Saved data entries
____
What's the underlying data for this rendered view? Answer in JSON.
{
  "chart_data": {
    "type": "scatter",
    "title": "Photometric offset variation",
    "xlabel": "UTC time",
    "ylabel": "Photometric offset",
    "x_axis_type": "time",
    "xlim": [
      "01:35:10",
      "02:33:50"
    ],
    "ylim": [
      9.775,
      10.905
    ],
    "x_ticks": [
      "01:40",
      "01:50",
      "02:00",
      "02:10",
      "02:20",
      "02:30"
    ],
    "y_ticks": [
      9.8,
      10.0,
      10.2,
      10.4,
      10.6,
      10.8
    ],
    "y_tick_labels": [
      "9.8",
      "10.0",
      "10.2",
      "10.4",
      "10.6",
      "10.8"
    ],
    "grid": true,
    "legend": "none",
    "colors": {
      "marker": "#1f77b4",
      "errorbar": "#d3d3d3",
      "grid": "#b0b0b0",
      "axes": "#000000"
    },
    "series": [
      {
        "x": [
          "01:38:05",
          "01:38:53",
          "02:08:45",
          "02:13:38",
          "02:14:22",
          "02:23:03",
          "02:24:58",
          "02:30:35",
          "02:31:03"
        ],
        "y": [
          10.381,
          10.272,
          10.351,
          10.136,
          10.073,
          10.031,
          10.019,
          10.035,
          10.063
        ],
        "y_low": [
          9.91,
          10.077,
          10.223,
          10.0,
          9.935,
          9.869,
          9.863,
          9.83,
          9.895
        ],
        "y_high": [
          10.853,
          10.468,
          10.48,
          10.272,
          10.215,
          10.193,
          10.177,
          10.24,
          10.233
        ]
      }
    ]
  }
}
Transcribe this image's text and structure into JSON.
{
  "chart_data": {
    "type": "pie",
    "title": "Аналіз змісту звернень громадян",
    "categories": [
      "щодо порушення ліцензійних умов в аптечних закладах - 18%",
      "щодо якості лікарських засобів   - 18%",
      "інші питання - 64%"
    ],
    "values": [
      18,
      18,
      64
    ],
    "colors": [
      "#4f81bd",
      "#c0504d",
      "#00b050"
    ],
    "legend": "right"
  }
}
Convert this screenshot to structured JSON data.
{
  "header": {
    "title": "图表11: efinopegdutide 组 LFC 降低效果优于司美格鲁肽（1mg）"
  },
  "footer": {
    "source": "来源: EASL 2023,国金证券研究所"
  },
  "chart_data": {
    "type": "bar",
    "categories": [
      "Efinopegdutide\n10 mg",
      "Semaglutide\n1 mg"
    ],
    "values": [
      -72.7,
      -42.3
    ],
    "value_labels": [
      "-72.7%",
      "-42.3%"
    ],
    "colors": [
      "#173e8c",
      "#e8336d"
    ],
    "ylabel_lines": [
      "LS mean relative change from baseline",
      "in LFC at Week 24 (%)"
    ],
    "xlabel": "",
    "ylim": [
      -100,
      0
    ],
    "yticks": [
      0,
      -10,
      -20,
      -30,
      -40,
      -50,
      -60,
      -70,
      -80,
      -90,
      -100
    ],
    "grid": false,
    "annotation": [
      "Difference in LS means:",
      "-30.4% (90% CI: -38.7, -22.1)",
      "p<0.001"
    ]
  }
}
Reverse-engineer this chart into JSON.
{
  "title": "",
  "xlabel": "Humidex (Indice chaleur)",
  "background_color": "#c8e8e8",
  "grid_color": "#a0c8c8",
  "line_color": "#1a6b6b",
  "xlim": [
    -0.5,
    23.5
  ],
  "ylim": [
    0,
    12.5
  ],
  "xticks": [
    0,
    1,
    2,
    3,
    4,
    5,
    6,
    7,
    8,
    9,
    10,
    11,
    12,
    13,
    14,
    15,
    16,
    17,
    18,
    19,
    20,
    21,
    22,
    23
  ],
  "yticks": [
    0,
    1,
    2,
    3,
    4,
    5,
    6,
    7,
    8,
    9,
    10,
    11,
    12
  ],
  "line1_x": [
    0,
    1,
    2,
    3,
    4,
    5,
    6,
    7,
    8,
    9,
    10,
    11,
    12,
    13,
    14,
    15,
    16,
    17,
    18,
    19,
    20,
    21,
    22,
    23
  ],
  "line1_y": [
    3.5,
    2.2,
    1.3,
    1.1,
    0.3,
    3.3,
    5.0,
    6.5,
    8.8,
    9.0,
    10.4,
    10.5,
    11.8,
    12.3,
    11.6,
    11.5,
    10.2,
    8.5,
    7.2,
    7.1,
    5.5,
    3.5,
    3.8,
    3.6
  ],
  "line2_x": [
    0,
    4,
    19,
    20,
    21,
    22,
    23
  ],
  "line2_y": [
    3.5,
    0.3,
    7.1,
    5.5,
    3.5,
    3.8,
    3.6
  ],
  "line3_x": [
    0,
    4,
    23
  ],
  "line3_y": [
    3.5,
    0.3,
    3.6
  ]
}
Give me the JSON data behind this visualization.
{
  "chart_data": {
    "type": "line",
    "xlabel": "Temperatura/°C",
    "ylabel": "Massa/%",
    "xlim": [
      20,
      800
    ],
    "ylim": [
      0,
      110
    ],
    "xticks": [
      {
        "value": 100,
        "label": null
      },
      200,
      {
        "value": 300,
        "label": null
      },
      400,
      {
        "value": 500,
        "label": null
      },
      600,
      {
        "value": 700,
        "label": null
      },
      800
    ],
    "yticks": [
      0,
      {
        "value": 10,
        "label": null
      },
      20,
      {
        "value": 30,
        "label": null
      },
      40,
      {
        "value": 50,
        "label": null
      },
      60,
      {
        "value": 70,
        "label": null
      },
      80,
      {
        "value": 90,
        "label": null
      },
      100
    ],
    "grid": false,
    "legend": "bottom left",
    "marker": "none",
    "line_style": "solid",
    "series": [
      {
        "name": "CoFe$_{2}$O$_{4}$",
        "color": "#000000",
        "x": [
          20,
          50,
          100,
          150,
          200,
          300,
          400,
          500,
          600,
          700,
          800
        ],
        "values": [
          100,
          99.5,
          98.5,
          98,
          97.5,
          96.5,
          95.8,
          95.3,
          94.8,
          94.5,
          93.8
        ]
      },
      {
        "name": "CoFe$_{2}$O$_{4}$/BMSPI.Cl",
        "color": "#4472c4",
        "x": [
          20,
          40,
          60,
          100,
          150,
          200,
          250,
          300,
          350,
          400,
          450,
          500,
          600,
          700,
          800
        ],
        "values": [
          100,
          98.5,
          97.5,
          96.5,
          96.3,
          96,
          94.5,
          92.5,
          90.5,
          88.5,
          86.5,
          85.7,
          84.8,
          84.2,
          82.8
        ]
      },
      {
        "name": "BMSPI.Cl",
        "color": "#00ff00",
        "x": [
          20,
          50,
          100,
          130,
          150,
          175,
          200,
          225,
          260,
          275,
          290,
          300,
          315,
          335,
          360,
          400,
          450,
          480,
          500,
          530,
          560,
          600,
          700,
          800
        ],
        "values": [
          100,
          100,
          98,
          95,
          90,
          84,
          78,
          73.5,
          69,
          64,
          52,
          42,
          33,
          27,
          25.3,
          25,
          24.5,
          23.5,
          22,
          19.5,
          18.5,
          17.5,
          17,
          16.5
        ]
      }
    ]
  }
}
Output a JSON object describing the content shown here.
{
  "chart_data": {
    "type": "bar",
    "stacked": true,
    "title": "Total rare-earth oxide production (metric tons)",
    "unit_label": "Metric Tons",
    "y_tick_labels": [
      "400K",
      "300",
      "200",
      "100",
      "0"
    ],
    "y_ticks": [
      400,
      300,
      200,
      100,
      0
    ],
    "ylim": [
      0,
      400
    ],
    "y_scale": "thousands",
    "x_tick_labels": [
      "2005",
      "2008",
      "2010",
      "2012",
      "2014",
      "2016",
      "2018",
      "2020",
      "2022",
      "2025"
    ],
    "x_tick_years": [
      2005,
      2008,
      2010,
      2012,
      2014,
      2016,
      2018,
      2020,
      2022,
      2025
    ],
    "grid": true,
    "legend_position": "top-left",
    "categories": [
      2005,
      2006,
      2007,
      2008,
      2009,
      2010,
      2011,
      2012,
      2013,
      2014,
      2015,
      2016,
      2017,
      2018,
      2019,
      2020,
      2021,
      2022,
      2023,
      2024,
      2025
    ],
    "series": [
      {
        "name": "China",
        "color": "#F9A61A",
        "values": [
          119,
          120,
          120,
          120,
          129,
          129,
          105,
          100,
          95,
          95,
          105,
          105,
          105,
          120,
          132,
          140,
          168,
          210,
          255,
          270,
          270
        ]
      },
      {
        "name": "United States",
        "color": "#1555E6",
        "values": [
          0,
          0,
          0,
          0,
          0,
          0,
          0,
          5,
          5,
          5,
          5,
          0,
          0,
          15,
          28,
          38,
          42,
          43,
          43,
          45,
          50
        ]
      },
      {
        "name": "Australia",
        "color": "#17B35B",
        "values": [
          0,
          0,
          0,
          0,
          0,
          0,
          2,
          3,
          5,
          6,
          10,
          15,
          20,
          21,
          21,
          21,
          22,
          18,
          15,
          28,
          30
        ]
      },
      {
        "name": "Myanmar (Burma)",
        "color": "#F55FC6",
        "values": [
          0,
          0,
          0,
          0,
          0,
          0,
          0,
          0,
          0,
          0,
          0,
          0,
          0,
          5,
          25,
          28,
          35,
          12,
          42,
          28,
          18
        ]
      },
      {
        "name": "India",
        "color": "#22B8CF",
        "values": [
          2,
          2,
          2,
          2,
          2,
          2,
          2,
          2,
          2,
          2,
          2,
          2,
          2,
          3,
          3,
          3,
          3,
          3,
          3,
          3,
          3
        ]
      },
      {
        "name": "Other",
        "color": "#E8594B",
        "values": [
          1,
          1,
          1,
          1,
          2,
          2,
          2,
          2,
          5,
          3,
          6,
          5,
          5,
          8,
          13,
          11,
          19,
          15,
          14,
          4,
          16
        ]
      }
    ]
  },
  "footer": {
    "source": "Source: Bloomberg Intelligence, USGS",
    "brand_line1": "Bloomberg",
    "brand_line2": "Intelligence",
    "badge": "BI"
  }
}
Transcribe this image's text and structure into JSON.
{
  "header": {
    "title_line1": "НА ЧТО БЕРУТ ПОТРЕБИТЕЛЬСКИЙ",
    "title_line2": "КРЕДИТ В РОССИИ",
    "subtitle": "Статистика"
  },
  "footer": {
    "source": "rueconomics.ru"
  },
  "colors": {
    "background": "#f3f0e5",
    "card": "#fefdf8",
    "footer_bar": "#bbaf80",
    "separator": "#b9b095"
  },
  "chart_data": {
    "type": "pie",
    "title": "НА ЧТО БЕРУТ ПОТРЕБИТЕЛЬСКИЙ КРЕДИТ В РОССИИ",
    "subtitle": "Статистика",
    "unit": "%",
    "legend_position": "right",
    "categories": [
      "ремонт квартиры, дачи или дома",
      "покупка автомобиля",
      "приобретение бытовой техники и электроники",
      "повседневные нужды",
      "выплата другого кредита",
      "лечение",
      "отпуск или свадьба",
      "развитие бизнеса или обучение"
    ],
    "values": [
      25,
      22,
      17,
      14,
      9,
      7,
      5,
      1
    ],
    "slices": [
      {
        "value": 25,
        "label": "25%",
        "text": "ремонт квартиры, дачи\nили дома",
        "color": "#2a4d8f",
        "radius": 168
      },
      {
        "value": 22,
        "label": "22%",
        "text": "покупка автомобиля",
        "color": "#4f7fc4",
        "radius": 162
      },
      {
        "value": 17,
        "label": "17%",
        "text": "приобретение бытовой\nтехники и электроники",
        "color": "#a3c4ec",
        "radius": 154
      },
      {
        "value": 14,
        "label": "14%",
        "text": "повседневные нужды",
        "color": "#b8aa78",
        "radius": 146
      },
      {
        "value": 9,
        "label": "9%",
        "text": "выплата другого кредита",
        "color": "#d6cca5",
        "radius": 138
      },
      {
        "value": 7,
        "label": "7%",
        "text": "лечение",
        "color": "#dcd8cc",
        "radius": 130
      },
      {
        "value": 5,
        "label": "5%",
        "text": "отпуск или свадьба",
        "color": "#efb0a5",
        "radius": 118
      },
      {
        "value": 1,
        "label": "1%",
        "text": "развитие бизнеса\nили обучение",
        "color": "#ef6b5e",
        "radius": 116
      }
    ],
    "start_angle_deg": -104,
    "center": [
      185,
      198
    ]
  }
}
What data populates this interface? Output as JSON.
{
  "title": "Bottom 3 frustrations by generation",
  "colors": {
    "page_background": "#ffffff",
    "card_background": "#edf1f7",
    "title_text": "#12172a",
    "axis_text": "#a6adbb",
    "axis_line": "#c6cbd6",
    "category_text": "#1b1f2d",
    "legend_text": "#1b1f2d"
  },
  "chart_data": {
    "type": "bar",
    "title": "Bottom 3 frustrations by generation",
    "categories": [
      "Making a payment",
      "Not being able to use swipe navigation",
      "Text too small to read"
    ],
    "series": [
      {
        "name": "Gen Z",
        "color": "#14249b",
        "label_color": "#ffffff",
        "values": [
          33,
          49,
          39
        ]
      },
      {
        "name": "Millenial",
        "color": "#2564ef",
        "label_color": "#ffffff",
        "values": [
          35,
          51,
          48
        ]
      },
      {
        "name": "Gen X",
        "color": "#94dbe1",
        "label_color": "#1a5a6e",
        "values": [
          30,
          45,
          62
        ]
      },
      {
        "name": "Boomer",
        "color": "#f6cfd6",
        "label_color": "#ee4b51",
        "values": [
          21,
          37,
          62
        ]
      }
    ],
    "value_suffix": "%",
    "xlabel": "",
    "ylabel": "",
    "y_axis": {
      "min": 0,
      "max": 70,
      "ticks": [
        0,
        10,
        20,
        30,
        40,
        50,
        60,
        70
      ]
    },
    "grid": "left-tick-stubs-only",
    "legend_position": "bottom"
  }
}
____
Write out each line of the data that holds the string "subtitle".

— THE OUTPUT —
    "subtitle": "Статистика"
    "subtitle": "Статистика",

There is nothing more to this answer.